### PROBLEM DETAILS
Extract each line of the records below that contains the word "used".

:: EXTRACTED DATA ::

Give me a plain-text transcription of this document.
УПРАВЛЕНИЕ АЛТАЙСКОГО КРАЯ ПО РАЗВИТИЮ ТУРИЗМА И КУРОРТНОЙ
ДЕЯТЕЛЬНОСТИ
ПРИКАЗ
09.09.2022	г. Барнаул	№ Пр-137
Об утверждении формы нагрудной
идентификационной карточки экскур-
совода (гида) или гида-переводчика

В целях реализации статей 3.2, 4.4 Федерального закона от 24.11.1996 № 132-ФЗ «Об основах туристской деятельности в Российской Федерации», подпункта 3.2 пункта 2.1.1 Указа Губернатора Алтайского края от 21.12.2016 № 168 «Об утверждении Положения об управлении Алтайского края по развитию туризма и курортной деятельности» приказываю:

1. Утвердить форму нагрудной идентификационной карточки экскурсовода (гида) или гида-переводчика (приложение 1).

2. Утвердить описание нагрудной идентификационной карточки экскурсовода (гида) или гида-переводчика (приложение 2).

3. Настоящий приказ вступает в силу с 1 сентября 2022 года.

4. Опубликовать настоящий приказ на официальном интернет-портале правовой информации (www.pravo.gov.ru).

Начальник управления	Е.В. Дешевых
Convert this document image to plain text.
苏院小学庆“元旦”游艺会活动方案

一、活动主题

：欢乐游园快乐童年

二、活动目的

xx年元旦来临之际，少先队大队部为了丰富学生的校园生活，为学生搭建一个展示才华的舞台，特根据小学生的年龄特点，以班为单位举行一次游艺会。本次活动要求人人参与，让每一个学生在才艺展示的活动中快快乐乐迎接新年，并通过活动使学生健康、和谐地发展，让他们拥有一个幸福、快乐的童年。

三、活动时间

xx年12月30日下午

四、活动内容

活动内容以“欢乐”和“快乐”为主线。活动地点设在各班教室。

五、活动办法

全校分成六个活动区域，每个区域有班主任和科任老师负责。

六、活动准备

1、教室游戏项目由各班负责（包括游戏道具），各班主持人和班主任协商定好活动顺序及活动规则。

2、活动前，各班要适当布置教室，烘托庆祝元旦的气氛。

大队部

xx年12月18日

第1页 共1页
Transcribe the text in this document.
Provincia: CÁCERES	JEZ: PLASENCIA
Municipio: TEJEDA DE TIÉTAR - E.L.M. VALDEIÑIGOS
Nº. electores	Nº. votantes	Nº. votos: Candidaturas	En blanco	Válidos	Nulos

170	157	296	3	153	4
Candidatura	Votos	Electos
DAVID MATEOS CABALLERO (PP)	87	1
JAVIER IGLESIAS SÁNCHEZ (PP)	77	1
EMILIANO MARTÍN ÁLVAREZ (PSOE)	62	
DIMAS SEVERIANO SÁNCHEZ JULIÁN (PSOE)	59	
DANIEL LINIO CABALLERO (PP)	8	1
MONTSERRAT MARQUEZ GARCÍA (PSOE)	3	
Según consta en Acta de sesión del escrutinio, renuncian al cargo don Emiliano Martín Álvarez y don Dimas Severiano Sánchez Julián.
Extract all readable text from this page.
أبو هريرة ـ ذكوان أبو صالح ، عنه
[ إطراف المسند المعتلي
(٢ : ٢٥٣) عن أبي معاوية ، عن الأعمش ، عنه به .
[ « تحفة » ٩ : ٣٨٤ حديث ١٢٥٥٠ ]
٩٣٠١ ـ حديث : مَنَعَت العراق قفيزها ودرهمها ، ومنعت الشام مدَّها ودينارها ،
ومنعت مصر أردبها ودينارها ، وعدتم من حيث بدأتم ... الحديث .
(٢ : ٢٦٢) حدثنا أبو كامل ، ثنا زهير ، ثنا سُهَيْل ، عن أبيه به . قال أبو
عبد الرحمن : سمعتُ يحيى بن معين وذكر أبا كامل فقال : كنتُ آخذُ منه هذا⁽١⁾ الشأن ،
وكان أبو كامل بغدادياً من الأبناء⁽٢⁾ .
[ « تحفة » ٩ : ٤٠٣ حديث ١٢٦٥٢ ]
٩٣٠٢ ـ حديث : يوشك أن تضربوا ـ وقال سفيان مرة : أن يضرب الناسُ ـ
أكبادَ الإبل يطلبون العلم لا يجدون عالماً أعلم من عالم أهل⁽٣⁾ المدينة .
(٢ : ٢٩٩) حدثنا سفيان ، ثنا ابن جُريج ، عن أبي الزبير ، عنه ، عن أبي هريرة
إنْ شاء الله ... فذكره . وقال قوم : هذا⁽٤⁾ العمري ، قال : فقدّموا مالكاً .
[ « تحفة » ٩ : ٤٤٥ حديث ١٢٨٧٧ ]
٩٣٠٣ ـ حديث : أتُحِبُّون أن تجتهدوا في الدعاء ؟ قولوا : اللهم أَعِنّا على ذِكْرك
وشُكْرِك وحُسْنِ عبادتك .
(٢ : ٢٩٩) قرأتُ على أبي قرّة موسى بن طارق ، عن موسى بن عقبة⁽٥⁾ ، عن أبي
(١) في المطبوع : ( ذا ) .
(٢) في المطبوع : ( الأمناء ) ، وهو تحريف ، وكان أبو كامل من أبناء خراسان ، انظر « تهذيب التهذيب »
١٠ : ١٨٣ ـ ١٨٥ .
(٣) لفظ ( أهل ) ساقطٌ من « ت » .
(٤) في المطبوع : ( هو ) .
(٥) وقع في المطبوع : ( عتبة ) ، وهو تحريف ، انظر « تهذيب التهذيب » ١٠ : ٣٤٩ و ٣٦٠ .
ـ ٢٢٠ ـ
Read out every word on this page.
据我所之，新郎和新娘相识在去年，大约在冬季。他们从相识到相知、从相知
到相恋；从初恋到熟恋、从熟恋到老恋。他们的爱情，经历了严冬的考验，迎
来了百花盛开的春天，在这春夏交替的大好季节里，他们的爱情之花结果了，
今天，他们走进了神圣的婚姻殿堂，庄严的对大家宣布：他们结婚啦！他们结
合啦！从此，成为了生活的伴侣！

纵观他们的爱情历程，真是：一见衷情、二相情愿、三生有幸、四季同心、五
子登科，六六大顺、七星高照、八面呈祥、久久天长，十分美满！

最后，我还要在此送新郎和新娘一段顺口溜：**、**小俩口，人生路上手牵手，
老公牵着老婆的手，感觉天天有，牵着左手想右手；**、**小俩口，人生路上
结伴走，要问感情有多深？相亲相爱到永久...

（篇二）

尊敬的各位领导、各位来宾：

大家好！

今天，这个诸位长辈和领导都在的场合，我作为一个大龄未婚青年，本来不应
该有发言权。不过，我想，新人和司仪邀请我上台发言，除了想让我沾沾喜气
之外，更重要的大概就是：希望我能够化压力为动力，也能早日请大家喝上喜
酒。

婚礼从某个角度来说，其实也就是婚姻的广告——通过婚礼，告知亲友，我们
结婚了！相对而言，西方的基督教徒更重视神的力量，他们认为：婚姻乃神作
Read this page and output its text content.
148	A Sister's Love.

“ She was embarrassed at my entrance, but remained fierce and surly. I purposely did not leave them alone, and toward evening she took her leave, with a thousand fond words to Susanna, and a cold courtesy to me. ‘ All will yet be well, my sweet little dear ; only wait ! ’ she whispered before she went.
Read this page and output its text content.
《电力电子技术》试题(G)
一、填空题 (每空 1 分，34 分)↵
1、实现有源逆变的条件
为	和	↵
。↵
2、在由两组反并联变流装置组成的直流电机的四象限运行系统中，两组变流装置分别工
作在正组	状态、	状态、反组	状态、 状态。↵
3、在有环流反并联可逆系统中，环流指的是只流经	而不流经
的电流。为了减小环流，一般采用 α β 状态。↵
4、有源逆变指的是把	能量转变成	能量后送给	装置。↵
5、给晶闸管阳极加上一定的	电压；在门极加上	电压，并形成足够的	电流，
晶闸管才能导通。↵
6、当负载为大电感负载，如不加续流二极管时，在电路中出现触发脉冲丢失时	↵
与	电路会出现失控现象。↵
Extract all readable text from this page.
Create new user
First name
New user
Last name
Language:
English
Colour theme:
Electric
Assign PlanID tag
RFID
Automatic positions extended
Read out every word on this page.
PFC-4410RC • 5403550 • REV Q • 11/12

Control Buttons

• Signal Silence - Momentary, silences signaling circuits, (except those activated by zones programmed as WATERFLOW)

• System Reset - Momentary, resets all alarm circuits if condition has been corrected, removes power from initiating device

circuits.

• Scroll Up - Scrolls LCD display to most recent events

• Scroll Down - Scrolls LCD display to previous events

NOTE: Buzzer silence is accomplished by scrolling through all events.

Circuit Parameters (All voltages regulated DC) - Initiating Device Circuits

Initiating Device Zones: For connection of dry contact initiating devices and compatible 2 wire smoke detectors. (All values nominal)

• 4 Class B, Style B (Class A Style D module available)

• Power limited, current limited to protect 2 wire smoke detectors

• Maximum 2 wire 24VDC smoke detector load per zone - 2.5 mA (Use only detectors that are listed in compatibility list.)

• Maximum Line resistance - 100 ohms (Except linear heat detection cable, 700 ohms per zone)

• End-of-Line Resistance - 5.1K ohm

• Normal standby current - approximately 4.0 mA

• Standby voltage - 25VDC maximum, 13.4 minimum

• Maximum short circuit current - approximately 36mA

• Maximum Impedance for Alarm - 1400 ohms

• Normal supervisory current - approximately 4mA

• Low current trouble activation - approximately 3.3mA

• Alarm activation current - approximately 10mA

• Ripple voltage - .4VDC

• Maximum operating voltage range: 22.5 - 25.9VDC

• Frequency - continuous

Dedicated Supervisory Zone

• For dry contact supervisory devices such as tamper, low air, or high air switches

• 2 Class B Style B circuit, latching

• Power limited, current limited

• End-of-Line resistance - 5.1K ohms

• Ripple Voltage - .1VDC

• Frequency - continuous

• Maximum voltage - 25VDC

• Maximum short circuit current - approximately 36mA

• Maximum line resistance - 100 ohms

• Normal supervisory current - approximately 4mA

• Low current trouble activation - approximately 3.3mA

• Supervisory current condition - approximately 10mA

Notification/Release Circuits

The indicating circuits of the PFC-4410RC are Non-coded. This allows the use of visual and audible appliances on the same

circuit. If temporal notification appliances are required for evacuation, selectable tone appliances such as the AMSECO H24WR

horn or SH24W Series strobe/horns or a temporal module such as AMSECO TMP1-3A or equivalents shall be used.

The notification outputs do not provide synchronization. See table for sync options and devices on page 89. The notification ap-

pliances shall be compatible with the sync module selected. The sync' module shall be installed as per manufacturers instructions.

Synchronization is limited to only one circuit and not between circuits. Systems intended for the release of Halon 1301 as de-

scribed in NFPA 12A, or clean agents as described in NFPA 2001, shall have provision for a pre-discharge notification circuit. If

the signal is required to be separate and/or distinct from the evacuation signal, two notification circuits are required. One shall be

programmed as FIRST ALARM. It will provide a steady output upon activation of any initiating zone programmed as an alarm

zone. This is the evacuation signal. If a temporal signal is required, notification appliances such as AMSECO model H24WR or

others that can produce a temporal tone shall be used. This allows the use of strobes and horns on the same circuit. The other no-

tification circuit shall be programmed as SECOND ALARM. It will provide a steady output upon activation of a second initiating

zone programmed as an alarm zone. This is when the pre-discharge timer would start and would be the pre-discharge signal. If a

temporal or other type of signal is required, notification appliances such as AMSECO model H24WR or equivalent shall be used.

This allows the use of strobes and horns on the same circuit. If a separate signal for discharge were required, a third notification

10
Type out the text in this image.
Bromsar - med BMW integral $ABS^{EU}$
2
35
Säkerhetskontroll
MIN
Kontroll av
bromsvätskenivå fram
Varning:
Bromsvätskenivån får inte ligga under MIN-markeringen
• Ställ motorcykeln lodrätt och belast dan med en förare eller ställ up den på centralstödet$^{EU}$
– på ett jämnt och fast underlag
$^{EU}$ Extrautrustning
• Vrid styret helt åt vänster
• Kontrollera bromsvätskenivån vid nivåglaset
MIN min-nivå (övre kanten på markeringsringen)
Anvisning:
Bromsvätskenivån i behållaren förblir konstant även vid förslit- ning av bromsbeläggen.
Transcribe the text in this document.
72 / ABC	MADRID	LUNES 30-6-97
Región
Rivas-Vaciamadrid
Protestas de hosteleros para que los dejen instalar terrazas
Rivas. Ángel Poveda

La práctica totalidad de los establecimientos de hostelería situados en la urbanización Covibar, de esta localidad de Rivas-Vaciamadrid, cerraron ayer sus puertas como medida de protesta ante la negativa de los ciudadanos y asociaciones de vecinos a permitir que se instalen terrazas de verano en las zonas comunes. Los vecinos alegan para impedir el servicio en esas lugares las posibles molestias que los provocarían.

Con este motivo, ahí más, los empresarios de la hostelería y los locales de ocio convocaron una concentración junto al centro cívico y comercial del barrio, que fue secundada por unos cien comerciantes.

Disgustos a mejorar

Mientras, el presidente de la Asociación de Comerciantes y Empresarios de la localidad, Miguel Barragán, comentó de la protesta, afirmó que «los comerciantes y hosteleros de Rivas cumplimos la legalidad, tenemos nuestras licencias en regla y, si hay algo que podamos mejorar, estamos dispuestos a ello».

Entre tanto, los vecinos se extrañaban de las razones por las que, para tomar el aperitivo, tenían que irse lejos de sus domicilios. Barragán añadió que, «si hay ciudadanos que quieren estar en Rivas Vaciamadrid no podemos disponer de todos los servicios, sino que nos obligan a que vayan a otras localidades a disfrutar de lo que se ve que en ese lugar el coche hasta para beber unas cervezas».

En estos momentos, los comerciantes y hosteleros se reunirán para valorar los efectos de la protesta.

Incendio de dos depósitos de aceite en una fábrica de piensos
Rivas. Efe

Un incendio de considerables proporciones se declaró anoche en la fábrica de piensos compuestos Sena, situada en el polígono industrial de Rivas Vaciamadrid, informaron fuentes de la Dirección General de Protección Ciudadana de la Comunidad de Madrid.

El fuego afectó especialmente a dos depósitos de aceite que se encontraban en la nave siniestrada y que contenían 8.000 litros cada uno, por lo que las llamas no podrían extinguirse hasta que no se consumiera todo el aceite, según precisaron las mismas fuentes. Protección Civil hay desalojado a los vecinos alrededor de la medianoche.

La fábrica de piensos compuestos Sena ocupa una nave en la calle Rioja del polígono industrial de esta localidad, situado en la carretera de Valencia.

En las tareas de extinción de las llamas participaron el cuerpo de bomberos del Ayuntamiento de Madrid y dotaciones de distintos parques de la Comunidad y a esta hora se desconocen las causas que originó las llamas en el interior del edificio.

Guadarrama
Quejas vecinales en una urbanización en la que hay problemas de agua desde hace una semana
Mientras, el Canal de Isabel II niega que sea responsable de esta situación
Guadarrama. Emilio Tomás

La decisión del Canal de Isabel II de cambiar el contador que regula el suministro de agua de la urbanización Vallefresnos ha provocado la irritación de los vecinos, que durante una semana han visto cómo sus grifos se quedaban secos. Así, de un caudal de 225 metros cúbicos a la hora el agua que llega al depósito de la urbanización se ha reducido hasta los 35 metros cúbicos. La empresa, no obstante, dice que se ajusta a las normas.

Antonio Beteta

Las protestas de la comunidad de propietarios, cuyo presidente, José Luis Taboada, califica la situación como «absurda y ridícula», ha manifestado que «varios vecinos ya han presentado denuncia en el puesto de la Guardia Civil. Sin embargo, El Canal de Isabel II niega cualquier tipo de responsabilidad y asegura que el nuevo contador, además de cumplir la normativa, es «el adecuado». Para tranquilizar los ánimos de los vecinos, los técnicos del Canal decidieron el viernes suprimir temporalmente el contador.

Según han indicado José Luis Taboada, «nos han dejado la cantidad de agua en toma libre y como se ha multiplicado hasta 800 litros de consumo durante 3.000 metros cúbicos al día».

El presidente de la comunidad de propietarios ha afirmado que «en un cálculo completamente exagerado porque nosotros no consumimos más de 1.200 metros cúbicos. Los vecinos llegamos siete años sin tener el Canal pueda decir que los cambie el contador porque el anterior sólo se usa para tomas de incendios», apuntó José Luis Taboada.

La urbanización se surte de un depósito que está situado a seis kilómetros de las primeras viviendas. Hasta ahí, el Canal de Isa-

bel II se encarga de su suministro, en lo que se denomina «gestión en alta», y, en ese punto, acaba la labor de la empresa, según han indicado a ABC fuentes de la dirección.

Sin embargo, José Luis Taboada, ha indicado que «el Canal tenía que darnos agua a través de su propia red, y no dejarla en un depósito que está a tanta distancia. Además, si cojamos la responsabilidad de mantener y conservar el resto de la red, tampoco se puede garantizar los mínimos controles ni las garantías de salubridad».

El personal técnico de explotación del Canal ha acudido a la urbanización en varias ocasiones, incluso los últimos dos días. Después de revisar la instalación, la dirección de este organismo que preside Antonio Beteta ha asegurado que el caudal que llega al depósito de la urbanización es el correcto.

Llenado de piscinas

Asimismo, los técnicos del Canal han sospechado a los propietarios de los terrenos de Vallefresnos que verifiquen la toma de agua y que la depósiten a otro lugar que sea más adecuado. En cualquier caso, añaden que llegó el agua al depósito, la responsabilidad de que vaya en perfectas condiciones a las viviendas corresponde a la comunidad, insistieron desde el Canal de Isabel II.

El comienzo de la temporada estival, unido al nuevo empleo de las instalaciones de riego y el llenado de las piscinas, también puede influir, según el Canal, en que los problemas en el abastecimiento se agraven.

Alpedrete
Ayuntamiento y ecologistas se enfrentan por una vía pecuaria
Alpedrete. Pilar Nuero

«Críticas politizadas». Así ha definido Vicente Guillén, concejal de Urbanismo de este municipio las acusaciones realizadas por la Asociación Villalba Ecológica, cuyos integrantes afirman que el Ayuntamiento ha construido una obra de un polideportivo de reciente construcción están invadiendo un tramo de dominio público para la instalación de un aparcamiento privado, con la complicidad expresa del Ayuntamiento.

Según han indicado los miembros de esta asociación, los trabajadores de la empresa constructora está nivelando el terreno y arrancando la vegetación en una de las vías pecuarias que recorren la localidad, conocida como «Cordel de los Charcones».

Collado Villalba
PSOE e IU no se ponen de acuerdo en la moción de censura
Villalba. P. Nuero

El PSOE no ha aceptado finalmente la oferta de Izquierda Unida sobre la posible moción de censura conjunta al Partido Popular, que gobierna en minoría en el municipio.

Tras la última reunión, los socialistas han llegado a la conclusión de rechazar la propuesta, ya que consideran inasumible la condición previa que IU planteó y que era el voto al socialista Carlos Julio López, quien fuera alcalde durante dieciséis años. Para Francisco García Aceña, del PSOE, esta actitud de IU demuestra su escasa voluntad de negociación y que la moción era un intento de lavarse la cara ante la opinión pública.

:::

### THE REPLY
horn or SH24W Series strobe/horns or a temporal module such as AMSECO TMP1-3A or equivalents shall be used.
others that can produce a temporal tone shall be used. This allows the use of strobes and horns on the same circuit. The other no-
temporal or other type of signal is required, notification appliances such as AMSECO model H24WR or equivalent shall be used.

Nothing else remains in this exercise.